[Collection entries]
+ + + + +
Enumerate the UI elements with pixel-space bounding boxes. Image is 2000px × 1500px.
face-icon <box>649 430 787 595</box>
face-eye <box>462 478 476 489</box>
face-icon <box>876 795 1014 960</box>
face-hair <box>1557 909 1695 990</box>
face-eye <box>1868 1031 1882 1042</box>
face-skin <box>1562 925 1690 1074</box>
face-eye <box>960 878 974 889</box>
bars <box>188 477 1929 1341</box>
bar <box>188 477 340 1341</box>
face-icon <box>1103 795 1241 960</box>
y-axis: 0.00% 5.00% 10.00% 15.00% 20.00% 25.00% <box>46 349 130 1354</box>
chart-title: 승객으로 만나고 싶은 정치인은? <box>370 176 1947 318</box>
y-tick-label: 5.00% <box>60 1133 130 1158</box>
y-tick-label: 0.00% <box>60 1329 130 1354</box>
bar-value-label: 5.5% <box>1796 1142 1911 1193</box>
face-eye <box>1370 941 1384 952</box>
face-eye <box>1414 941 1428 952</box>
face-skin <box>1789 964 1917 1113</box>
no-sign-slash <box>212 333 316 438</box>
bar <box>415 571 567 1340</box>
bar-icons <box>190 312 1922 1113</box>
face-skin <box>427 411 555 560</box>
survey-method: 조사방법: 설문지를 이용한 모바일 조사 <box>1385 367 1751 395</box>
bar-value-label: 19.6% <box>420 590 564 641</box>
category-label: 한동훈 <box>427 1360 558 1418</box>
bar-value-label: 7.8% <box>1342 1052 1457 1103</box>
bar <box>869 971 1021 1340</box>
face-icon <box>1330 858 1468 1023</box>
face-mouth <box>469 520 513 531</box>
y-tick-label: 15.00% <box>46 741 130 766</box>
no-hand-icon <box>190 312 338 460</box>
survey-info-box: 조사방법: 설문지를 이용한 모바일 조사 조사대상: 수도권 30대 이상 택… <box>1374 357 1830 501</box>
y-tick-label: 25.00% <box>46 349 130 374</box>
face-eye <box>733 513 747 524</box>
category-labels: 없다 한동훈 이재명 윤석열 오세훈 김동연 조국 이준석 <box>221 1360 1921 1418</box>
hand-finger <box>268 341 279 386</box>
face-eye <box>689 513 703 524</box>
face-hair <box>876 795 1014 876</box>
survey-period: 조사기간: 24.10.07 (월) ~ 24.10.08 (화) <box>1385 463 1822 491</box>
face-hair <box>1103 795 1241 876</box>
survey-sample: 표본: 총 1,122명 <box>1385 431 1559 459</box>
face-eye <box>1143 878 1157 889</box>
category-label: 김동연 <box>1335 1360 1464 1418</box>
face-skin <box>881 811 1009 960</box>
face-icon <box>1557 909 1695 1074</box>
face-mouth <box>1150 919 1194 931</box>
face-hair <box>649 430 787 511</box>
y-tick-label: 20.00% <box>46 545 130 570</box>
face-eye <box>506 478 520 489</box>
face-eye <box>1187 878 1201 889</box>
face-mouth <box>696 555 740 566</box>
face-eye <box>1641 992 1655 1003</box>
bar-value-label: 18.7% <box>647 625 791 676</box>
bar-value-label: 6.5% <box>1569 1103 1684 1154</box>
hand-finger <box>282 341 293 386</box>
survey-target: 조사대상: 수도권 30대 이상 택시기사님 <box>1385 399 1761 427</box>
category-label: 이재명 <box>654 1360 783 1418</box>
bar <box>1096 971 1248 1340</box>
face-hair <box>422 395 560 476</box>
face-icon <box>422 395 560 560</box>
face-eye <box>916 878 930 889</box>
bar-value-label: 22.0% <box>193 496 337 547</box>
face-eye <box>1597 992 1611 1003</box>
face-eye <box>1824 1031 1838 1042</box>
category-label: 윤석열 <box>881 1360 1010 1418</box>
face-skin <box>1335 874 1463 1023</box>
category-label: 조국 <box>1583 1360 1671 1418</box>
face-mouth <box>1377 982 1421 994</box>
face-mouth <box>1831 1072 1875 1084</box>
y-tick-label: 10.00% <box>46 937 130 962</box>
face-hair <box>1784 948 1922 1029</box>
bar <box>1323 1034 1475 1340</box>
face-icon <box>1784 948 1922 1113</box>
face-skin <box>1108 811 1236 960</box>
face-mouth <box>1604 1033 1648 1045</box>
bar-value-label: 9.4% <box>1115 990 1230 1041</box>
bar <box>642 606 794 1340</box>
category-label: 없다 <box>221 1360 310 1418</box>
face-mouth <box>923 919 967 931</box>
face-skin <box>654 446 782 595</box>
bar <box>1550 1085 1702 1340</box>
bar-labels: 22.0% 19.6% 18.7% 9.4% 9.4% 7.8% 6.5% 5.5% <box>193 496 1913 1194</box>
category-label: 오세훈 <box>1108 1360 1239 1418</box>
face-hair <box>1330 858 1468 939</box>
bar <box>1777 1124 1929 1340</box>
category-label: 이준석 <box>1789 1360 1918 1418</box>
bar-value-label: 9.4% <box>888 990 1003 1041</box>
+ + + + +
• **Requirement**
Gather every line from the items above that contains the string "labels".

• **Answer in full**
category-labels: 없다 한동훈 이재명 윤석열 오세훈 김동연 조국 이준석 <box>221 1360 1921 1418</box>
bar-labels: 22.0% 19.6% 18.7% 9.4% 9.4% 7.8% 6.5% 5.5% <box>193 496 1913 1194</box>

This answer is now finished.